Given text
start

This weekend, I got the privilege of meeting Jonathan while he was in this area doing some volunteer union work. I was so excited to get to meet my blogging friend and show him our neck of the woods. It was great to have him make the short drive over to Paradise, Texas from San Antonio. I tried my best to show Jonathan what life is like in a small Hill Country town. I enjoyed taking him to the places my friends and I like to hang out. I wish I could have shown him more but the heat was brutal and there is only so much you can do with a heat index of 107!

I had a blast and I hope he did too. Hopefully this is just the beginning of meeting my other blogger pals. If you are ever in the San Antonio area, let me know. I love to show people around, or at the very least give you a few pointers on things to do.

Wednesday, August 18, 2010

For Math Nerds Only

Math Teacher Mambo ordered herself a new clock for her classroom that I am envious of.

I have a great clock in my classroom that I posted about when I first began blogging called the Nine's clock. It is soooo cute. Each hour contains only nines and if you work the problem, you will come up with the hour.

Since I love my 9's clock so much, I started thinking about buying a new clock for my classroom. Here is an entire selection of math nerd clocks. Enjoy!

Sunday, August 15, 2010

1st Day Parent Homework

A friend shared this idea with me a couple of years ago and I love it. She sends home a paper titled "1st Homework Assignment" and she asks parents to email her the answers to several questions about their child. This way, she already has their email in her address book and she doesn't have to enter it in manually.

I've been doing this for several years now and it works like a charm. One thing I have noticed is that parents don't really read the assignment and instead of emailing you the answers, they will send the completed form back with their child. I don't really mind, because at least they put their email address on the form and I have it for my records.

Anyway, I print all these emails out (or the completed form) and they go into my CYA folder that I talked about here.

Anyway, here is what my 1st HS assignment looks like.

First Homework Assignment
Algebra I

Parents and Guardians,
I am excited to have your child in my Algebra I class this year. Your child’s first assignment is really an assignment for you. Please send an email to me at *********** with the answers to the following questions. If you don’t have access to email, please just fill out this form and return it with your child.

1. My child’s name is ________________

2. My child is in _________ period.

3. My name is___________________________________

4. Relationship to student_____________________________________

5. Address________________________________________________

6. How would you like to be contacted between the hours of 7:30 and 5:00? ________________________________________________________

7. Email address_____________________________________________

8. Will you be using Parent Connect to check your child’s grades and attendance?

end

Extracted records
start

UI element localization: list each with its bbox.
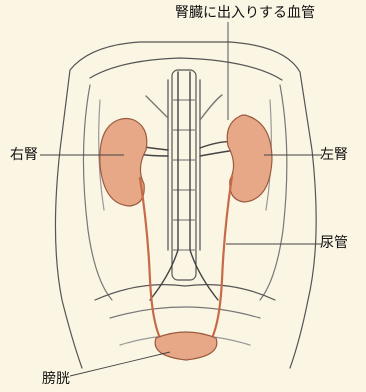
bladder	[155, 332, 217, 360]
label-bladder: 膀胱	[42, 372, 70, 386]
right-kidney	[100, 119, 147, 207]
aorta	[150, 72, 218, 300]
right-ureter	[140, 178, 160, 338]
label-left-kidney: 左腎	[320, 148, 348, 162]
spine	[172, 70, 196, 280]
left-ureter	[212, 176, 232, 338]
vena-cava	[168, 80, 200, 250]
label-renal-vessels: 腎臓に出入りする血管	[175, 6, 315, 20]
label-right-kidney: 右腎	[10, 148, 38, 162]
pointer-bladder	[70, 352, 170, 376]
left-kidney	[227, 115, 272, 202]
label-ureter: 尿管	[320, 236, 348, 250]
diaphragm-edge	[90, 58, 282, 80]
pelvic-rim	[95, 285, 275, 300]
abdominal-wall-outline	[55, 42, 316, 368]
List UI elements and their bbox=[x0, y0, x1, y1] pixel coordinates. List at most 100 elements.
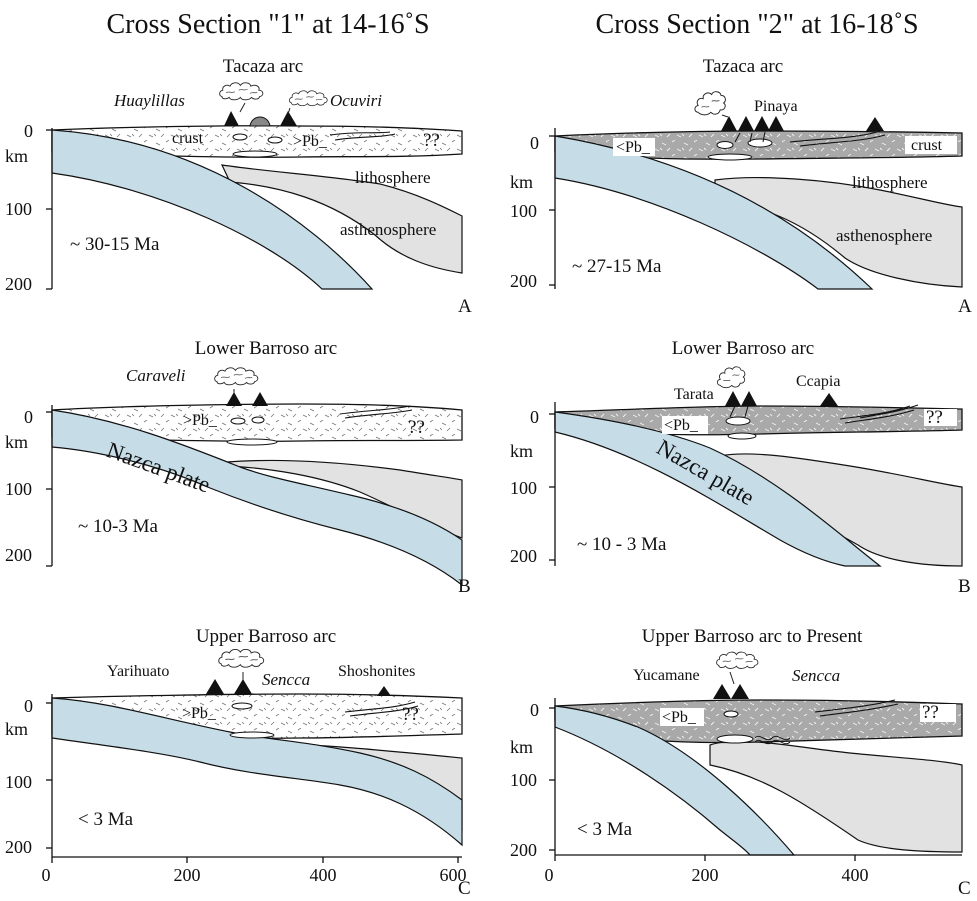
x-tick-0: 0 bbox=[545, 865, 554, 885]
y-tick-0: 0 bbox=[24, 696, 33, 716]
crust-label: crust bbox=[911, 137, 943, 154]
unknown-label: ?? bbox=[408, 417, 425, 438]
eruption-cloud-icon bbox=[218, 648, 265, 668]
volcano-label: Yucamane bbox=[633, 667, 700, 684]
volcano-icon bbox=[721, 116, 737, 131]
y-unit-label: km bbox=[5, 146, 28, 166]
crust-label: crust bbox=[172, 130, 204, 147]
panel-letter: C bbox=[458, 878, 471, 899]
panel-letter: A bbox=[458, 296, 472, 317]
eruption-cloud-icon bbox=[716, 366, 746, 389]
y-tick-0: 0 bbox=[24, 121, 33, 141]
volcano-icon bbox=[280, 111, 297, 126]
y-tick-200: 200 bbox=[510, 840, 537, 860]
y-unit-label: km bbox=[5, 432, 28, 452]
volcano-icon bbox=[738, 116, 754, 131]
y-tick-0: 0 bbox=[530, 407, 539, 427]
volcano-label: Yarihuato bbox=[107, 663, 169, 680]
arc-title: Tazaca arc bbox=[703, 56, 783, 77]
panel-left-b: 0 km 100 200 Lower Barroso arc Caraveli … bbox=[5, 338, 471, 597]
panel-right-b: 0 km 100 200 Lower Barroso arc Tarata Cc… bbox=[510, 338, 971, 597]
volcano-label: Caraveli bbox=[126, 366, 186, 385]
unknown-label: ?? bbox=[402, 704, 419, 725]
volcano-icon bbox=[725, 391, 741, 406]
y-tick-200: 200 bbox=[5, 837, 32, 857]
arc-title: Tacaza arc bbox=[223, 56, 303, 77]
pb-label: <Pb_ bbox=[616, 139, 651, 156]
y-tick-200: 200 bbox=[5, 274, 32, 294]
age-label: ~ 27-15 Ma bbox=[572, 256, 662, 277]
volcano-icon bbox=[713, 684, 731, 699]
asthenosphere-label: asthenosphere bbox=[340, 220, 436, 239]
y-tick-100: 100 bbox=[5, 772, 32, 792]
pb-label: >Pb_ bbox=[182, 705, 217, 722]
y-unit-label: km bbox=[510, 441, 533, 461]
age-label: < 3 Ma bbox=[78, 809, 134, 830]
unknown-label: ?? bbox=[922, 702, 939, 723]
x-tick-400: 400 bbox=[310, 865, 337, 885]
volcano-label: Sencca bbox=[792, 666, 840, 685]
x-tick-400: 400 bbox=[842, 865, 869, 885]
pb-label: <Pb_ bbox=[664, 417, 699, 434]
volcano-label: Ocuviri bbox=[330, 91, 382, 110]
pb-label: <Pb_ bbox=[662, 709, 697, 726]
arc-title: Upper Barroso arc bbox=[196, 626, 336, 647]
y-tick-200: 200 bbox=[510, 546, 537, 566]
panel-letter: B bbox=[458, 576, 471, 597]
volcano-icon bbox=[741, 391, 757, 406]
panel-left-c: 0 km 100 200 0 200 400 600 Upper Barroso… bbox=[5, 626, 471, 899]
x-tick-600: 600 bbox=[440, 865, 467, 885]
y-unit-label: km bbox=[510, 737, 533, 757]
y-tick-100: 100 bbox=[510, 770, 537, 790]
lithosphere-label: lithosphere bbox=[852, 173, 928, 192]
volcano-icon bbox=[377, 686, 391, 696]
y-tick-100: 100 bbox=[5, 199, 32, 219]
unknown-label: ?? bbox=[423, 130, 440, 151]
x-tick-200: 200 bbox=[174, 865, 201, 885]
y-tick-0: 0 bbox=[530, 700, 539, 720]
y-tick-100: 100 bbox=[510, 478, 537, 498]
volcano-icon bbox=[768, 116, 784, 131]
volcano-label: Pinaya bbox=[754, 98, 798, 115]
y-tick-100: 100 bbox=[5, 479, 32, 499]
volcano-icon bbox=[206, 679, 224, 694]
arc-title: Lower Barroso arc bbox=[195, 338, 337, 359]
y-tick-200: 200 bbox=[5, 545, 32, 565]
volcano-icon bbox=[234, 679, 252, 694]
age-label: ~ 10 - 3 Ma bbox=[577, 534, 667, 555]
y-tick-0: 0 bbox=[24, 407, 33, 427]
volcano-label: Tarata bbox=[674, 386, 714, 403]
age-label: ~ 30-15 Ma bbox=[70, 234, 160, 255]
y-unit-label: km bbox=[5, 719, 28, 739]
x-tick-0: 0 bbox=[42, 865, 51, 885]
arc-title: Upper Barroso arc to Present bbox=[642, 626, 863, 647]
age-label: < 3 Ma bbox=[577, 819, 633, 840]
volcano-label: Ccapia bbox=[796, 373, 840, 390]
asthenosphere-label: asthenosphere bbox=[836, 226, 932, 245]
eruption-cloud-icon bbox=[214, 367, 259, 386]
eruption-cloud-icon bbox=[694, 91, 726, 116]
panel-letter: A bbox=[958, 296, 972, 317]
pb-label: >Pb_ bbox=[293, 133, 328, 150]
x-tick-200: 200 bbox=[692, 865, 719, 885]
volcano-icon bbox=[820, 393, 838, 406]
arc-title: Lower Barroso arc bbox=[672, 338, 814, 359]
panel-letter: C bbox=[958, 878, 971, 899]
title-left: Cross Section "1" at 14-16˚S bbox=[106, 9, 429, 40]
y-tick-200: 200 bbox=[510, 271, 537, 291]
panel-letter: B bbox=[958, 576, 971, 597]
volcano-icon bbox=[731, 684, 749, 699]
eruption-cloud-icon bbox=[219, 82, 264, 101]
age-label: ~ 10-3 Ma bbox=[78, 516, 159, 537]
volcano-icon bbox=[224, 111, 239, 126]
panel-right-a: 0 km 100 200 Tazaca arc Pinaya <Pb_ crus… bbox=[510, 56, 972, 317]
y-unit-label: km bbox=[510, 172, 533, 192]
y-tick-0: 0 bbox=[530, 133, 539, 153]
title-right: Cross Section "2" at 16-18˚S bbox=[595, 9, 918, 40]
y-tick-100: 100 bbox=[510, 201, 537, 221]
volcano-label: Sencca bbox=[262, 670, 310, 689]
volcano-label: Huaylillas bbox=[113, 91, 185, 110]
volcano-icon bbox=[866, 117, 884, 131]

end

Work instructions
(1) List every numbered item on the parent form in the blog excerpt.
(2) According to the blog excerpt, what does each hour on the Nine's clock contain?
The listing plays no part here.

Exercise responses
(1)
1. My child's name is
2. My child is in ___ period.
3. My name is
4. Relationship to student
5. Address
6. How would you like to be contacted between the hours of 7:30 and 5:00?
7. Email address
8. Will you be using Parent Connect to check your child's grades and attendance?

(2) Only nines.